| Exercise |
The answer must be every line below that holds the word "plus".

| Extracted records |
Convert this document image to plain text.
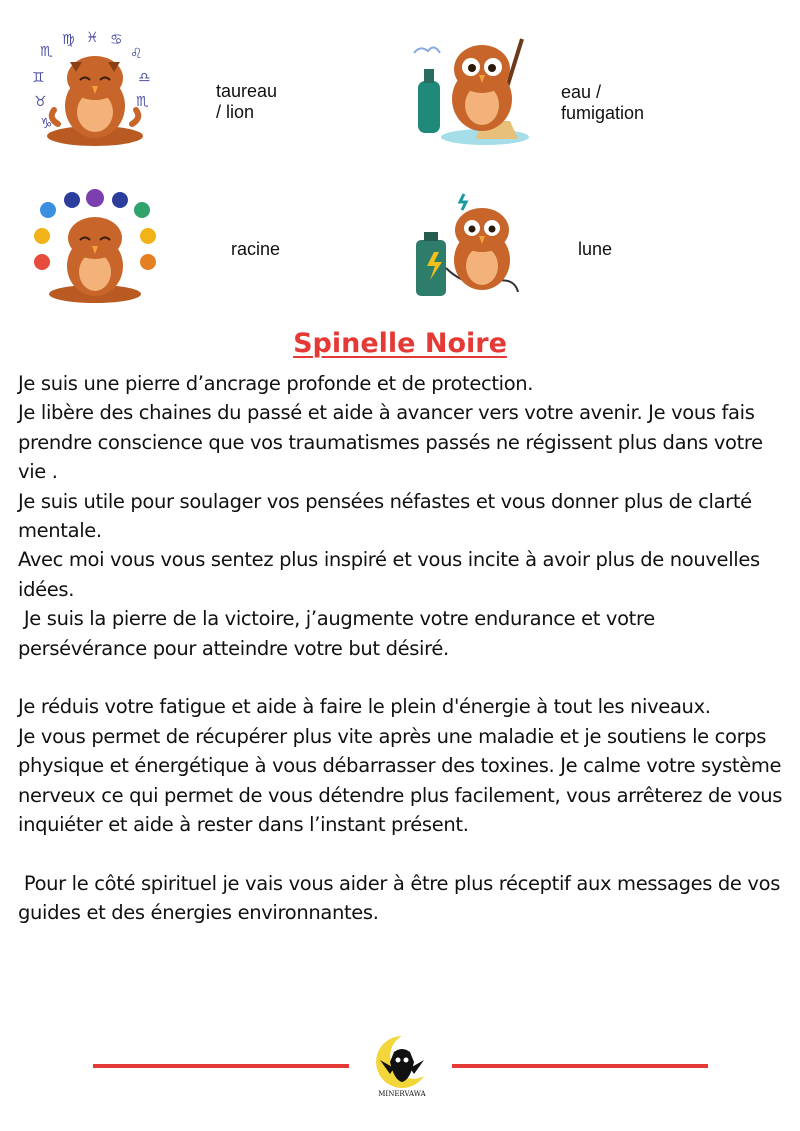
♏
♍ ♓ ♋
♌
♎
♏
♊
♉
♑
taureau / lion
eau / fumigation
racine	lune
Spinelle Noire

Je suis une pierre d’ancrage profonde et de protection.

Je libère des chaines du passé et aide à avancer vers votre avenir. Je vous fais prendre conscience que vos traumatismes passés ne régissent plus dans votre vie .

Je suis utile pour soulager vos pensées néfastes et vous donner plus de clarté mentale.

Avec moi vous vous sentez plus inspiré et vous incite à avoir plus de nouvelles idées.

Je suis la pierre de la victoire, j’augmente votre endurance et votre persévérance pour atteindre votre but désiré.

Je réduis votre fatigue et aide à faire le plein d'énergie à tout les niveaux.

Je vous permet de récupérer plus vite après une maladie et je soutiens le corps physique et énergétique à vous débarrasser des toxines. Je calme votre système nerveux ce qui permet de vous détendre plus facilement, vous arrêterez de vous inquiéter et aide à rester dans l’instant présent.

Pour le côté spirituel je vais vous aider à être plus réceptif aux messages de vos guides et des énergies environnantes.

MINERVAWA
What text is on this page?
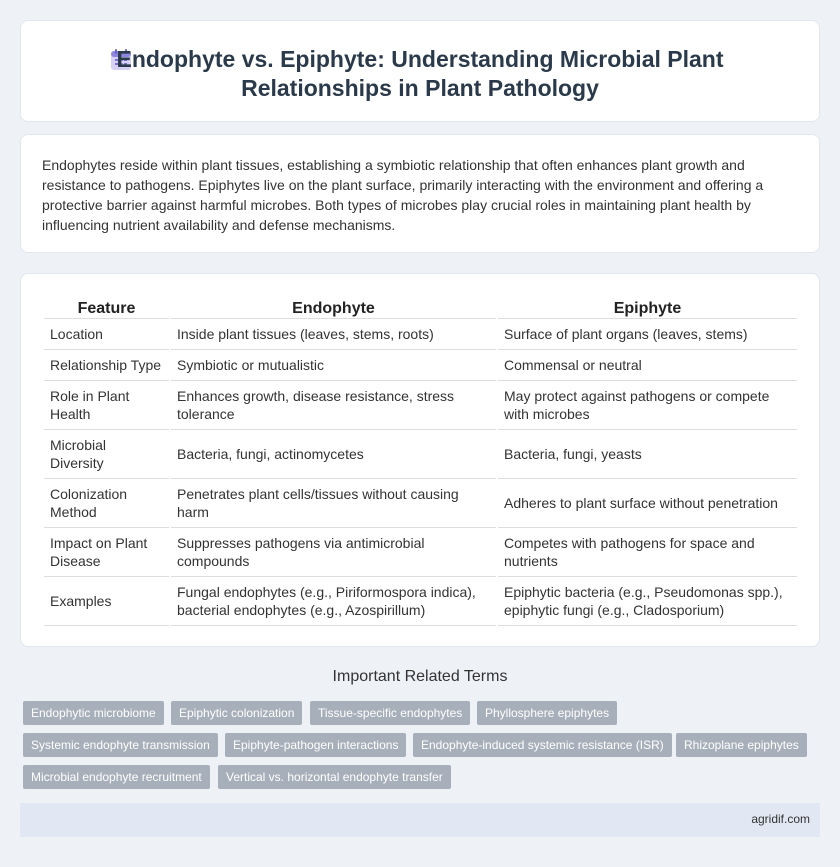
Endophyte vs. Epiphyte: Understanding Microbial Plant
Relationships in Plant Pathology

Endophytes reside within plant tissues, establishing a symbiotic relationship that often enhances plant growth and resistance to pathogens. Epiphytes live on the plant surface, primarily interacting with the environment and offering a protective barrier against harmful microbes. Both types of microbes play crucial roles in maintaining plant health by influencing nutrient availability and defense mechanisms.

Feature	Endophyte	Epiphyte
Location	Inside plant tissues (leaves, stems, roots)	Surface of plant organs (leaves, stems)
Relationship Type	Symbiotic or mutualistic	Commensal or neutral
Role in Plant Health	Enhances growth, disease resistance, stress tolerance	May protect against pathogens or compete with microbes
Microbial Diversity	Bacteria, fungi, actinomycetes	Bacteria, fungi, yeasts
Colonization Method	Penetrates plant cells/tissues without causing harm	Adheres to plant surface without penetration
Impact on Plant Disease	Suppresses pathogens via antimicrobial compounds	Competes with pathogens for space and nutrients
Examples	Fungal endophytes (e.g., Piriformospora indica), bacterial endophytes (e.g., Azospirillum)	Epiphytic bacteria (e.g., Pseudomonas spp.), epiphytic fungi (e.g., Cladosporium)
Important Related Terms
Endophytic microbiome	Epiphytic colonization	Tissue-specific endophytes	Phyllosphere epiphytes
Systemic endophyte transmission	Epiphyte-pathogen interactions	Endophyte-induced systemic resistance (ISR)	Rhizoplane epiphytes
Microbial endophyte recruitment	Vertical vs. horizontal endophyte transfer
agridif.com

| Task output |
Je libère des chaines du passé et aide à avancer vers votre avenir. Je vous fais prendre conscience que vos traumatismes passés ne régissent plus dans votre vie .
Je suis utile pour soulager vos pensées néfastes et vous donner plus de clarté mentale.
Avec moi vous vous sentez plus inspiré et vous incite à avoir plus de nouvelles idées.
Je vous permet de récupérer plus vite après une maladie et je soutiens le corps physique et énergétique à vous débarrasser des toxines. Je calme votre système nerveux ce qui permet de vous détendre plus facilement, vous arrêterez de vous inquiéter et aide à rester dans l’instant présent.
Pour le côté spirituel je vais vous aider à être plus réceptif aux messages de vos guides et des énergies environnantes.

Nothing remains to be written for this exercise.